Set exercise 1:
Reproduce the stretch of the number theory question from "Update: Experimental data" through "of $f(x) - g(x)$?" word for word.

Selected passage:
=-=-=-=-=

Why is $ab$ likely to have more divisors than $(a-b)(a+b)$? Consider the two numbers $ab$ and $(a-b)(a+b), \gcd(a,b) = 1, 1 \le b < a$. On an average, which of these two numbers has more distinct prime factors? All the prime factors of $a$ and $b$ divide $ab$ and similarly all the prime factors of $a-b$ and $a+b$ divide $(a-b)(a+b)$. So one number does not seem to have an obvious advantage over the other. However if we look at the data than we see that $ab$ dominates.
Let $f(x)$ be the average number of distinct prime factors in all such $ab, a \le x$ and
$g(x)$ be the average number of distinct prime factors in all such $(a-b)(a+b), a \le x$.
Update: Experimental data for the first $6.1 \times 10^{9}$ pairs of $(a,b)$ shows that $f(x) - g(x) \sim 0.30318$. Instead of distinct prime factors, if we count the number of divisors than $f(x) - g(x) \sim 0.848$.
Question: Why is $ab$ likely to have more distinct prime factors or divisors than $(a-b)(a+b)$ and what is the limiting value of $f(x) - g(x)$?

=-=-=-=-=

Supplied information:
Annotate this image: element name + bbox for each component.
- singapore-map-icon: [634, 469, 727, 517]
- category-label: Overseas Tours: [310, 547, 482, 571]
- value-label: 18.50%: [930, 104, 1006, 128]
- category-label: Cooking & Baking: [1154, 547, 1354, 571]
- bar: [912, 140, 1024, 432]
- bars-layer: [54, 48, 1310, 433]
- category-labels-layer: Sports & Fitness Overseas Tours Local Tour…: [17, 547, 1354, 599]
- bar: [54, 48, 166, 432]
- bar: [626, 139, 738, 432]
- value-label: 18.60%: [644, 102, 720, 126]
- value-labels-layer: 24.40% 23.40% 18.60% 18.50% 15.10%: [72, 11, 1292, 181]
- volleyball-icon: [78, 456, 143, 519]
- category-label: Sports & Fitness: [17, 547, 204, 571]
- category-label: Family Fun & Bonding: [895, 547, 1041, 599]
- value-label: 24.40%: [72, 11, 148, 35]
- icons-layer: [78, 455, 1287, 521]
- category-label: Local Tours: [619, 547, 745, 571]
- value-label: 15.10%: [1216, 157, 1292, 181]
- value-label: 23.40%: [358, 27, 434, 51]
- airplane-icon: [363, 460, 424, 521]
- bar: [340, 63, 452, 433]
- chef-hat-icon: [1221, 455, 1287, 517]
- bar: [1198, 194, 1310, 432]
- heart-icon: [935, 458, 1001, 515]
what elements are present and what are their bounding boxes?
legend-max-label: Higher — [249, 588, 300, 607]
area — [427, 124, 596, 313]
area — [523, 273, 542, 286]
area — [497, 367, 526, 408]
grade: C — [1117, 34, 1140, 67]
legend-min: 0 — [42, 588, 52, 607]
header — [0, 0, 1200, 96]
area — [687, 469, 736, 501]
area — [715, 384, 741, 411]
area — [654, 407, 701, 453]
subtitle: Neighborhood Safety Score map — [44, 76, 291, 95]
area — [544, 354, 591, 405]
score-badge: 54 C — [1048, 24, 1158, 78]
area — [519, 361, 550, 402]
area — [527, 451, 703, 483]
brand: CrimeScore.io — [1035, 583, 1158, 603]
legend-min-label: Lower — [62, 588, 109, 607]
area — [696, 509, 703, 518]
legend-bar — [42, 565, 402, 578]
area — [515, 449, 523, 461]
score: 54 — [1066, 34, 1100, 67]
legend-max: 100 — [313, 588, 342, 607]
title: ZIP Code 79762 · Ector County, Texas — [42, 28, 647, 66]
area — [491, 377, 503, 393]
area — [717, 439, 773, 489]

=-=-=-=-=

Set exercise 2:
Write out the stretch of the listing from its first line through the line containing "area — [687, 469, 736, 501]", inclusive, with nothing changed.

Expected answer 1:
Update: Experimental data for the first $6.1 \times 10^{9}$ pairs of $(a,b)$ shows that $f(x) - g(x) \sim 0.30318$. Instead of distinct prime factors, if we count the number of divisors than $f(x) - g(x) \sim 0.848$.
Question: Why is $ab$ likely to have more distinct prime factors or divisors than $(a-b)(a+b)$ and what is the limiting value of $f(x) - g(x)$?

Expected answer 2:
Annotate this image: element name + bbox for each component.
- singapore-map-icon: [634, 469, 727, 517]
- category-label: Overseas Tours: [310, 547, 482, 571]
- value-label: 18.50%: [930, 104, 1006, 128]
- category-label: Cooking & Baking: [1154, 547, 1354, 571]
- bar: [912, 140, 1024, 432]
- bars-layer: [54, 48, 1310, 433]
- category-labels-layer: Sports & Fitness Overseas Tours Local Tour…: [17, 547, 1354, 599]
- bar: [54, 48, 166, 432]
- bar: [626, 139, 738, 432]
- value-label: 18.60%: [644, 102, 720, 126]
- value-labels-layer: 24.40% 23.40% 18.60% 18.50% 15.10%: [72, 11, 1292, 181]
- volleyball-icon: [78, 456, 143, 519]
- category-label: Sports & Fitness: [17, 547, 204, 571]
- category-label: Family Fun & Bonding: [895, 547, 1041, 599]
- value-label: 24.40%: [72, 11, 148, 35]
- icons-layer: [78, 455, 1287, 521]
- category-label: Local Tours: [619, 547, 745, 571]
- value-label: 15.10%: [1216, 157, 1292, 181]
- value-label: 23.40%: [358, 27, 434, 51]
- airplane-icon: [363, 460, 424, 521]
- bar: [340, 63, 452, 433]
- chef-hat-icon: [1221, 455, 1287, 517]
- bar: [1198, 194, 1310, 432]
- heart-icon: [935, 458, 1001, 515]
what elements are present and what are their bounding boxes?
legend-max-label: Higher — [249, 588, 300, 607]
area — [427, 124, 596, 313]
area — [523, 273, 542, 286]
area — [497, 367, 526, 408]
grade: C — [1117, 34, 1140, 67]
legend-min: 0 — [42, 588, 52, 607]
header — [0, 0, 1200, 96]
area — [687, 469, 736, 501]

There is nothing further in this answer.